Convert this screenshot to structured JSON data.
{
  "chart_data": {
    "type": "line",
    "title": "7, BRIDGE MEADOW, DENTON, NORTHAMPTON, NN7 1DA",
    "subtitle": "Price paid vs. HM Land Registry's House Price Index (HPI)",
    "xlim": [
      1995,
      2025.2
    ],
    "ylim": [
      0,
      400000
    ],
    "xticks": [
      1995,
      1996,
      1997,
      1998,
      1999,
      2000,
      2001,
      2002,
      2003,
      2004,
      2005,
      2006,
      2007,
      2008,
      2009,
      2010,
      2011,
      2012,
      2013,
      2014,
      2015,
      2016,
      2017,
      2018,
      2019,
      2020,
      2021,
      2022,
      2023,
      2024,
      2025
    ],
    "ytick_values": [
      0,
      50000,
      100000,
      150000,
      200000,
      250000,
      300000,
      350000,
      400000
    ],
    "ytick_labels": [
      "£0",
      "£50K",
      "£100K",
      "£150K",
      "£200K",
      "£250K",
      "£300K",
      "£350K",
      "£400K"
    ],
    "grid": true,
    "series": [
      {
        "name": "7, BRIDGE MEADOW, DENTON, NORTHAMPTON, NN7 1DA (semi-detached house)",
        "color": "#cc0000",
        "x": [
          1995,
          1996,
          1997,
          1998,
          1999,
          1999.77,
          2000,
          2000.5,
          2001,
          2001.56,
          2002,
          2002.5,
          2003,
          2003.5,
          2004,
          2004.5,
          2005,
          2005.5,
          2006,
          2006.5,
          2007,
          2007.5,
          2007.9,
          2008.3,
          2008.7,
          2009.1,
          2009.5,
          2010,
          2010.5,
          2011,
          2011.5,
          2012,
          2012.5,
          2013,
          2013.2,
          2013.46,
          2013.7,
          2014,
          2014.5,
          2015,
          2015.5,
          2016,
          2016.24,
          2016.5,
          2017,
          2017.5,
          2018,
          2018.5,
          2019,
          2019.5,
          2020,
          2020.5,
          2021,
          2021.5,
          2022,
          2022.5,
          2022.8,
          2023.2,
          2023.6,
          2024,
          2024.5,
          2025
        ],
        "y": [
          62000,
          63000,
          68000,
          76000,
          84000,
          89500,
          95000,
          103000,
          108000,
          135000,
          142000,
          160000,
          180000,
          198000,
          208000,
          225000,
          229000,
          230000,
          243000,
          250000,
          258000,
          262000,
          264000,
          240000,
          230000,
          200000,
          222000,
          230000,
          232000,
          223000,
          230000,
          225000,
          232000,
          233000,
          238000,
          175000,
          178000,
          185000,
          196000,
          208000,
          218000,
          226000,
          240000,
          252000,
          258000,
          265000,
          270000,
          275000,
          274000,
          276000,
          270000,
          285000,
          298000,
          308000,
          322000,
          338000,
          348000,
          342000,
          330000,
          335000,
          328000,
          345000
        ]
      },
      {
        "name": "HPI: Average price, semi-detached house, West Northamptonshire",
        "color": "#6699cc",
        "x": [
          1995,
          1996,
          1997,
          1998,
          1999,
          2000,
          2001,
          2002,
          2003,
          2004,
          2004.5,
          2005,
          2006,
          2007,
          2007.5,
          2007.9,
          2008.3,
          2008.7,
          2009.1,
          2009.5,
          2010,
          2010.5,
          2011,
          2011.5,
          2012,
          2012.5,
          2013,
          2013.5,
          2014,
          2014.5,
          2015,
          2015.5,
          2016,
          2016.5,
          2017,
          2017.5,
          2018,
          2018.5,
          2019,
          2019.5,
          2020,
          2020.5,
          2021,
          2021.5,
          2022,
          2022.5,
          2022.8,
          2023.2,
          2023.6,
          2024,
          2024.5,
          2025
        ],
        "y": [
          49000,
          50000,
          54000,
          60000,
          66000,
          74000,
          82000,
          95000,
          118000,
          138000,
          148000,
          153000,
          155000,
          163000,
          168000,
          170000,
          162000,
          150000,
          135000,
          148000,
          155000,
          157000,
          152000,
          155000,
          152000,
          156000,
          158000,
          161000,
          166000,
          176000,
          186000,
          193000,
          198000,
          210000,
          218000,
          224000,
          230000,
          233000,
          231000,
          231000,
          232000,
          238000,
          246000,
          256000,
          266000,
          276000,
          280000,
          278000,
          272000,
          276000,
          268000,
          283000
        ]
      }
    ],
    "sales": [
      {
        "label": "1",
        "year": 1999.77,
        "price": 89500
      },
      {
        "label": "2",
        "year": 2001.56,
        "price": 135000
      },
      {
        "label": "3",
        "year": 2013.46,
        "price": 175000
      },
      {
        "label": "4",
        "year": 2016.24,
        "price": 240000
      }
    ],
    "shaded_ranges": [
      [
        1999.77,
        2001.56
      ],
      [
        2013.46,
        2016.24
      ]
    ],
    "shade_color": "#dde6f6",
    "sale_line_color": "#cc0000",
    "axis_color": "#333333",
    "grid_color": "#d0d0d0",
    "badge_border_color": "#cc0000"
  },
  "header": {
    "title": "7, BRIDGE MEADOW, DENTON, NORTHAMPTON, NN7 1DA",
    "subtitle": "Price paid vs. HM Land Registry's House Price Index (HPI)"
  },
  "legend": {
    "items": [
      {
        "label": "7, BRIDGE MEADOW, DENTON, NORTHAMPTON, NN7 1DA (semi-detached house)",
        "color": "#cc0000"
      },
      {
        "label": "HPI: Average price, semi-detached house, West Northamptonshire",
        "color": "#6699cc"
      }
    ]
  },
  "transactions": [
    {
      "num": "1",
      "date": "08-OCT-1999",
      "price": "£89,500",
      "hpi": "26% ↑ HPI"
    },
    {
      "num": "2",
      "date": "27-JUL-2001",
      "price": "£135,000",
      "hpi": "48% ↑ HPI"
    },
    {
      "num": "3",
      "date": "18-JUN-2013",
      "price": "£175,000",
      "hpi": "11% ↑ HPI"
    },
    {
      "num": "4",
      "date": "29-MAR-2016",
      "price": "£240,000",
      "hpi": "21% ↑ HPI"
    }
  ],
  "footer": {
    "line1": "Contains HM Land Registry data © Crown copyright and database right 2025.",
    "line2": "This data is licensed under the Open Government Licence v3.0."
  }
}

EXERCISE PROMPT
Extract the data in full. Keep it word for word.

RESPONSE TO THIS EXERCISE
Convert this screenshot to structured JSON data.
{
  "chart_data": {
    "type": "line",
    "title": "7, BRIDGE MEADOW, DENTON, NORTHAMPTON, NN7 1DA",
    "subtitle": "Price paid vs. HM Land Registry's House Price Index (HPI)",
    "xlim": [
      1995,
      2025.2
    ],
    "ylim": [
      0,
      400000
    ],
    "xticks": [
      1995,
      1996,
      1997,
      1998,
      1999,
      2000,
      2001,
      2002,
      2003,
      2004,
      2005,
      2006,
      2007,
      2008,
      2009,
      2010,
      2011,
      2012,
      2013,
      2014,
      2015,
      2016,
      2017,
      2018,
      2019,
      2020,
      2021,
      2022,
      2023,
      2024,
      2025
    ],
    "ytick_values": [
      0,
      50000,
      100000,
      150000,
      200000,
      250000,
      300000,
      350000,
      400000
    ],
    "ytick_labels": [
      "£0",
      "£50K",
      "£100K",
      "£150K",
      "£200K",
      "£250K",
      "£300K",
      "£350K",
      "£400K"
    ],
    "grid": true,
    "series": [
      {
        "name": "7, BRIDGE MEADOW, DENTON, NORTHAMPTON, NN7 1DA (semi-detached house)",
        "color": "#cc0000",
        "x": [
          1995,
          1996,
          1997,
          1998,
          1999,
          1999.77,
          2000,
          2000.5,
          2001,
          2001.56,
          2002,
          2002.5,
          2003,
          2003.5,
          2004,
          2004.5,
          2005,
          2005.5,
          2006,
          2006.5,
          2007,
          2007.5,
          2007.9,
          2008.3,
          2008.7,
          2009.1,
          2009.5,
          2010,
          2010.5,
          2011,
          2011.5,
          2012,
          2012.5,
          2013,
          2013.2,
          2013.46,
          2013.7,
          2014,
          2014.5,
          2015,
          2015.5,
          2016,
          2016.24,
          2016.5,
          2017,
          2017.5,
          2018,
          2018.5,
          2019,
          2019.5,
          2020,
          2020.5,
          2021,
          2021.5,
          2022,
          2022.5,
          2022.8,
          2023.2,
          2023.6,
          2024,
          2024.5,
          2025
        ],
        "y": [
          62000,
          63000,
          68000,
          76000,
          84000,
          89500,
          95000,
          103000,
          108000,
          135000,
          142000,
          160000,
          180000,
          198000,
          208000,
          225000,
          229000,
          230000,
          243000,
          250000,
          258000,
          262000,
          264000,
          240000,
          230000,
          200000,
          222000,
          230000,
          232000,
          223000,
          230000,
          225000,
          232000,
          233000,
          238000,
          175000,
          178000,
          185000,
          196000,
          208000,
          218000,
          226000,
          240000,
          252000,
          258000,
          265000,
          270000,
          275000,
          274000,
          276000,
          270000,
          285000,
          298000,
          308000,
          322000,
          338000,
          348000,
          342000,
          330000,
          335000,
          328000,
          345000
        ]
      },
      {
        "name": "HPI: Average price, semi-detached house, West Northamptonshire",
        "color": "#6699cc",
        "x": [
          1995,
          1996,
          1997,
          1998,
          1999,
          2000,
          2001,
          2002,
          2003,
          2004,
          2004.5,
          2005,
          2006,
          2007,
          2007.5,
          2007.9,
          2008.3,
          2008.7,
          2009.1,
          2009.5,
          2010,
          2010.5,
          2011,
          2011.5,
          2012,
          2012.5,
          2013,
          2013.5,
          2014,
          2014.5,
          2015,
          2015.5,
          2016,
          2016.5,
          2017,
          2017.5,
          2018,
          2018.5,
          2019,
          2019.5,
          2020,
          2020.5,
          2021,
          2021.5,
          2022,
          2022.5,
          2022.8,
          2023.2,
          2023.6,
          2024,
          2024.5,
          2025
        ],
        "y": [
          49000,
          50000,
          54000,
          60000,
          66000,
          74000,
          82000,
          95000,
          118000,
          138000,
          148000,
          153000,
          155000,
          163000,
          168000,
          170000,
          162000,
          150000,
          135000,
          148000,
          155000,
          157000,
          152000,
          155000,
          152000,
          156000,
          158000,
          161000,
          166000,
          176000,
          186000,
          193000,
          198000,
          210000,
          218000,
          224000,
          230000,
          233000,
          231000,
          231000,
          232000,
          238000,
          246000,
          256000,
          266000,
          276000,
          280000,
          278000,
          272000,
          276000,
          268000,
          283000
        ]
      }
    ],
    "sales": [
      {
        "label": "1",
        "year": 1999.77,
        "price": 89500
      },
      {
        "label": "2",
        "year": 2001.56,
        "price": 135000
      },
      {
        "label": "3",
        "year": 2013.46,
        "price": 175000
      },
      {
        "label": "4",
        "year": 2016.24,
        "price": 240000
      }
    ],
    "shaded_ranges": [
      [
        1999.77,
        2001.56
      ],
      [
        2013.46,
        2016.24
      ]
    ],
    "shade_color": "#dde6f6",
    "sale_line_color": "#cc0000",
    "axis_color": "#333333",
    "grid_color": "#d0d0d0",
    "badge_border_color": "#cc0000"
  },
  "header": {
    "title": "7, BRIDGE MEADOW, DENTON, NORTHAMPTON, NN7 1DA",
    "subtitle": "Price paid vs. HM Land Registry's House Price Index (HPI)"
  },
  "legend": {
    "items": [
      {
        "label": "7, BRIDGE MEADOW, DENTON, NORTHAMPTON, NN7 1DA (semi-detached house)",
        "color": "#cc0000"
      },
      {
        "label": "HPI: Average price, semi-detached house, West Northamptonshire",
        "color": "#6699cc"
      }
    ]
  },
  "transactions": [
    {
      "num": "1",
      "date": "08-OCT-1999",
      "price": "£89,500",
      "hpi": "26% ↑ HPI"
    },
    {
      "num": "2",
      "date": "27-JUL-2001",
      "price": "£135,000",
      "hpi": "48% ↑ HPI"
    },
    {
      "num": "3",
      "date": "18-JUN-2013",
      "price": "£175,000",
      "hpi": "11% ↑ HPI"
    },
    {
      "num": "4",
      "date": "29-MAR-2016",
      "price": "£240,000",
      "hpi": "21% ↑ HPI"
    }
  ],
  "footer": {
    "line1": "Contains HM Land Registry data © Crown copyright and database right 2025.",
    "line2": "This data is licensed under the Open Government Licence v3.0."
  }
}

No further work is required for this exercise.